Can the data below be set down again exactly, line for line?
________________________________________
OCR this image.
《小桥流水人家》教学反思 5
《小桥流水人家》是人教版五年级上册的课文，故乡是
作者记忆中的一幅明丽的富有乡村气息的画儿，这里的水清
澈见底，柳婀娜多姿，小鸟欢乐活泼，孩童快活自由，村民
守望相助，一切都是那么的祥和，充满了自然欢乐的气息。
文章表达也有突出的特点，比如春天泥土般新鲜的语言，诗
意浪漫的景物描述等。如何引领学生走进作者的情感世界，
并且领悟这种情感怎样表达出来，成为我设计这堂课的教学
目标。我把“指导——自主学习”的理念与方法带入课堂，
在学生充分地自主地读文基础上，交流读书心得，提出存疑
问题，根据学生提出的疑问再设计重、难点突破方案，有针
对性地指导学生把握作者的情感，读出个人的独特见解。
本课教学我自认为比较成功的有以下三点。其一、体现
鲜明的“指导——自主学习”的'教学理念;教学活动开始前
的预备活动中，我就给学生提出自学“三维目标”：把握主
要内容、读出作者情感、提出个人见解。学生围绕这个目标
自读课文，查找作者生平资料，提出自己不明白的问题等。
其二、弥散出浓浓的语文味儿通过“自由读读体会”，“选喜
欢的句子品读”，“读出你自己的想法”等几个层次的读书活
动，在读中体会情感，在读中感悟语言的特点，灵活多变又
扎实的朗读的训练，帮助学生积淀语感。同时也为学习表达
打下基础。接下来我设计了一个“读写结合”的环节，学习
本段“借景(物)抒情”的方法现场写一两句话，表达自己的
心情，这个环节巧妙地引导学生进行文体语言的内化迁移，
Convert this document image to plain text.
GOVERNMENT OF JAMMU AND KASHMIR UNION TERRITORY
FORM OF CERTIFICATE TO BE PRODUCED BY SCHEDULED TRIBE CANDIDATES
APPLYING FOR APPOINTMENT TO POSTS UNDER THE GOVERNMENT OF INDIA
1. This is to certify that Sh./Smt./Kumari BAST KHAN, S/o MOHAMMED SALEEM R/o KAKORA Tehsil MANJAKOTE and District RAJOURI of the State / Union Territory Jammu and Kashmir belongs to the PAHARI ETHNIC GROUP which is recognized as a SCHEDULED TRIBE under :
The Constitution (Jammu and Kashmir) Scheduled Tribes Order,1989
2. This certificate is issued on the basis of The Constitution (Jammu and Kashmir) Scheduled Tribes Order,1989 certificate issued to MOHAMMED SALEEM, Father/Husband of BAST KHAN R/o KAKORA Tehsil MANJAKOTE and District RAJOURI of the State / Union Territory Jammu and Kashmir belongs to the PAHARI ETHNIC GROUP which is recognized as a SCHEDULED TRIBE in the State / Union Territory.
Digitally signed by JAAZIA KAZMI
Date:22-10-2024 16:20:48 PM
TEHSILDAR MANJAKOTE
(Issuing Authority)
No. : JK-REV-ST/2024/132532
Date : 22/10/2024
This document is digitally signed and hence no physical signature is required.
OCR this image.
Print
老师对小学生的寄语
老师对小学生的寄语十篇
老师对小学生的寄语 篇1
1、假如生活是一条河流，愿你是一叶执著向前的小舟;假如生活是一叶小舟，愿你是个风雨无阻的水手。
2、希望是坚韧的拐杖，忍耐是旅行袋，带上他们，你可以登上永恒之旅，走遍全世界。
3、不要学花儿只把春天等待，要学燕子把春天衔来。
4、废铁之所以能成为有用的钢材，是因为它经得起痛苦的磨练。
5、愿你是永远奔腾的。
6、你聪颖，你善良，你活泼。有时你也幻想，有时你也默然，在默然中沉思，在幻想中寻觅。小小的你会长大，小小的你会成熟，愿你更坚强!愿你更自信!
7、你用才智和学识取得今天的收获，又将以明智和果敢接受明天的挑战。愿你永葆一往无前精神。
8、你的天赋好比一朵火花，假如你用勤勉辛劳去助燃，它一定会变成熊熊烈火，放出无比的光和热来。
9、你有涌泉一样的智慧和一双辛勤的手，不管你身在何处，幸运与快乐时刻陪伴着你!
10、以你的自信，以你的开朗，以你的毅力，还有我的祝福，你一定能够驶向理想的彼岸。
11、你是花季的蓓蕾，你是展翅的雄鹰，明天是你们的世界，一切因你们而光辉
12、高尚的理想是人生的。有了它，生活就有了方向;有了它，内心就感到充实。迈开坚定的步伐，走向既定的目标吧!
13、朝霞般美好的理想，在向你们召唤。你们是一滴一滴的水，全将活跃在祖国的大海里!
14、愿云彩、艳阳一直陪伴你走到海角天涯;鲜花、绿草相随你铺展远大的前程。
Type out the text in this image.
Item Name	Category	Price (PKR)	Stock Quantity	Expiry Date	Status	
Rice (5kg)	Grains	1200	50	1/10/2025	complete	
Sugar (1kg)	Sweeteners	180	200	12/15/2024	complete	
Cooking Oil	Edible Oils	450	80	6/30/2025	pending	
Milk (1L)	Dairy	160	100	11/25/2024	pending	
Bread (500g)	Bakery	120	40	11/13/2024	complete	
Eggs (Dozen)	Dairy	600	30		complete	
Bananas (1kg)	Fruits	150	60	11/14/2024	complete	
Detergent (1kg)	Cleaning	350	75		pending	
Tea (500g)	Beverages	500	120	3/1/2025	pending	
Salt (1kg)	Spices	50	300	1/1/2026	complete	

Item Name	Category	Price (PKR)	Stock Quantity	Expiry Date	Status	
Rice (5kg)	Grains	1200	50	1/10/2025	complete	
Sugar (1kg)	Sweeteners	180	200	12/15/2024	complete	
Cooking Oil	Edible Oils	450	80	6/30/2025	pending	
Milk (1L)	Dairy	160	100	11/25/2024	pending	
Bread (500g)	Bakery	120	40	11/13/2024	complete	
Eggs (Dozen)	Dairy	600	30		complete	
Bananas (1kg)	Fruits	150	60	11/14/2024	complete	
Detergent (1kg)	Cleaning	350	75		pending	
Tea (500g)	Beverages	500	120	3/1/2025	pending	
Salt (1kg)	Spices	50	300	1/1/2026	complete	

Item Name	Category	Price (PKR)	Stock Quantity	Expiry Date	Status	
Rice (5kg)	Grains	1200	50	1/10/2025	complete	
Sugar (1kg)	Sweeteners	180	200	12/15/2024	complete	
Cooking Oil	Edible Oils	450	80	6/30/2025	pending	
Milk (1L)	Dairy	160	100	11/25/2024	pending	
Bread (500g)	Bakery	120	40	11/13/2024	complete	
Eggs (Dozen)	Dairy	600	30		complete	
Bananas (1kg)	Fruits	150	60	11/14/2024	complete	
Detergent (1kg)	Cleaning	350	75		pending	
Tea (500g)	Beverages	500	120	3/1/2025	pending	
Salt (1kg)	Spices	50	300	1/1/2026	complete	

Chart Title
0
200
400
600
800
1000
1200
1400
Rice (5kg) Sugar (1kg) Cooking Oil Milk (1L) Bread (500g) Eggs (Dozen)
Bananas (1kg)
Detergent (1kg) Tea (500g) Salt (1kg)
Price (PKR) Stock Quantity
________________________________________
Completed exercise
OCR this image.
《小桥流水人家》教学反思 5
《小桥流水人家》是人教版五年级上册的课文，故乡是
作者记忆中的一幅明丽的富有乡村气息的画儿，这里的水清
澈见底，柳婀娜多姿，小鸟欢乐活泼，孩童快活自由，村民
守望相助，一切都是那么的祥和，充满了自然欢乐的气息。
文章表达也有突出的特点，比如春天泥土般新鲜的语言，诗
意浪漫的景物描述等。如何引领学生走进作者的情感世界，
并且领悟这种情感怎样表达出来，成为我设计这堂课的教学
目标。我把“指导——自主学习”的理念与方法带入课堂，
在学生充分地自主地读文基础上，交流读书心得，提出存疑
问题，根据学生提出的疑问再设计重、难点突破方案，有针
对性地指导学生把握作者的情感，读出个人的独特见解。
本课教学我自认为比较成功的有以下三点。其一、体现
鲜明的“指导——自主学习”的'教学理念;教学活动开始前
的预备活动中，我就给学生提出自学“三维目标”：把握主
要内容、读出作者情感、提出个人见解。学生围绕这个目标
自读课文，查找作者生平资料，提出自己不明白的问题等。
其二、弥散出浓浓的语文味儿通过“自由读读体会”，“选喜
欢的句子品读”，“读出你自己的想法”等几个层次的读书活
动，在读中体会情感，在读中感悟语言的特点，灵活多变又
扎实的朗读的训练，帮助学生积淀语感。同时也为学习表达
打下基础。接下来我设计了一个“读写结合”的环节，学习
本段“借景(物)抒情”的方法现场写一两句话，表达自己的
心情，这个环节巧妙地引导学生进行文体语言的内化迁移，
Convert this document image to plain text.
GOVERNMENT OF JAMMU AND KASHMIR UNION TERRITORY
FORM OF CERTIFICATE TO BE PRODUCED BY SCHEDULED TRIBE CANDIDATES
APPLYING FOR APPOINTMENT TO POSTS UNDER THE GOVERNMENT OF INDIA
1. This is to certify that Sh./Smt./Kumari BAST KHAN, S/o MOHAMMED SALEEM R/o KAKORA Tehsil MANJAKOTE and District RAJOURI of the State / Union Territory Jammu and Kashmir belongs to the PAHARI ETHNIC GROUP which is recognized as a SCHEDULED TRIBE under :
The Constitution (Jammu and Kashmir) Scheduled Tribes Order,1989
2. This certificate is issued on the basis of The Constitution (Jammu and Kashmir) Scheduled Tribes Order,1989 certificate issued to MOHAMMED SALEEM, Father/Husband of BAST KHAN R/o KAKORA Tehsil MANJAKOTE and District RAJOURI of the State / Union Territory Jammu and Kashmir belongs to the PAHARI ETHNIC GROUP which is recognized as a SCHEDULED TRIBE in the State / Union Territory.
Digitally signed by JAAZIA KAZMI
Date:22-10-2024 16:20:48 PM
TEHSILDAR MANJAKOTE
(Issuing Authority)
No. : JK-REV-ST/2024/132532
Date : 22/10/2024
This document is digitally signed and hence no physical signature is required.
OCR this image.
Print
老师对小学生的寄语
老师对小学生的寄语十篇
老师对小学生的寄语 篇1
1、假如生活是一条河流，愿你是一叶执著向前的小舟;假如生活是一叶小舟，愿你是个风雨无阻的水手。
2、希望是坚韧的拐杖，忍耐是旅行袋，带上他们，你可以登上永恒之旅，走遍全世界。
3、不要学花儿只把春天等待，要学燕子把春天衔来。
4、废铁之所以能成为有用的钢材，是因为它经得起痛苦的磨练。
5、愿你是永远奔腾的。
6、你聪颖，你善良，你活泼。有时你也幻想，有时你也默然，在默然中沉思，在幻想中寻觅。小小的你会长大，小小的你会成熟，愿你更坚强!愿你更自信!
7、你用才智和学识取得今天的收获，又将以明智和果敢接受明天的挑战。愿你永葆一往无前精神。
8、你的天赋好比一朵火花，假如你用勤勉辛劳去助燃，它一定会变成熊熊烈火，放出无比的光和热来。
9、你有涌泉一样的智慧和一双辛勤的手，不管你身在何处，幸运与快乐时刻陪伴着你!
10、以你的自信，以你的开朗，以你的毅力，还有我的祝福，你一定能够驶向理想的彼岸。
11、你是花季的蓓蕾，你是展翅的雄鹰，明天是你们的世界，一切因你们而光辉
12、高尚的理想是人生的。有了它，生活就有了方向;有了它，内心就感到充实。迈开坚定的步伐，走向既定的目标吧!
13、朝霞般美好的理想，在向你们召唤。你们是一滴一滴的水，全将活跃在祖国的大海里!
14、愿云彩、艳阳一直陪伴你走到海角天涯;鲜花、绿草相随你铺展远大的前程。
Type out the text in this image.
Item Name	Category	Price (PKR)	Stock Quantity	Expiry Date	Status	
Rice (5kg)	Grains	1200	50	1/10/2025	complete	
Sugar (1kg)	Sweeteners	180	200	12/15/2024	complete	
Cooking Oil	Edible Oils	450	80	6/30/2025	pending	
Milk (1L)	Dairy	160	100	11/25/2024	pending	
Bread (500g)	Bakery	120	40	11/13/2024	complete	
Eggs (Dozen)	Dairy	600	30		complete	
Bananas (1kg)	Fruits	150	60	11/14/2024	complete	
Detergent (1kg)	Cleaning	350	75		pending	
Tea (500g)	Beverages	500	120	3/1/2025	pending	
Salt (1kg)	Spices	50	300	1/1/2026	complete	

Item Name	Category	Price (PKR)	Stock Quantity	Expiry Date	Status	
Rice (5kg)	Grains	1200	50	1/10/2025	complete	
Sugar (1kg)	Sweeteners	180	200	12/15/2024	complete	
Cooking Oil	Edible Oils	450	80	6/30/2025	pending	
Milk (1L)	Dairy	160	100	11/25/2024	pending	
Bread (500g)	Bakery	120	40	11/13/2024	complete	
Eggs (Dozen)	Dairy	600	30		complete	
Bananas (1kg)	Fruits	150	60	11/14/2024	complete	
Detergent (1kg)	Cleaning	350	75		pending	
Tea (500g)	Beverages	500	120	3/1/2025	pending	
Salt (1kg)	Spices	50	300	1/1/2026	complete	

Item Name	Category	Price (PKR)	Stock Quantity	Expiry Date	Status	
Rice (5kg)	Grains	1200	50	1/10/2025	complete	
Sugar (1kg)	Sweeteners	180	200	12/15/2024	complete	
Cooking Oil	Edible Oils	450	80	6/30/2025	pending	
Milk (1L)	Dairy	160	100	11/25/2024	pending	
Bread (500g)	Bakery	120	40	11/13/2024	complete	
Eggs (Dozen)	Dairy	600	30		complete	
Bananas (1kg)	Fruits	150	60	11/14/2024	complete	
Detergent (1kg)	Cleaning	350	75		pending	
Tea (500g)	Beverages	500	120	3/1/2025	pending	
Salt (1kg)	Spices	50	300	1/1/2026	complete	

Chart Title
0
200
400
600
800
1000
1200
1400
Rice (5kg) Sugar (1kg) Cooking Oil Milk (1L) Bread (500g) Eggs (Dozen)
Bananas (1kg)
Detergent (1kg) Tea (500g) Salt (1kg)
Price (PKR) Stock Quantity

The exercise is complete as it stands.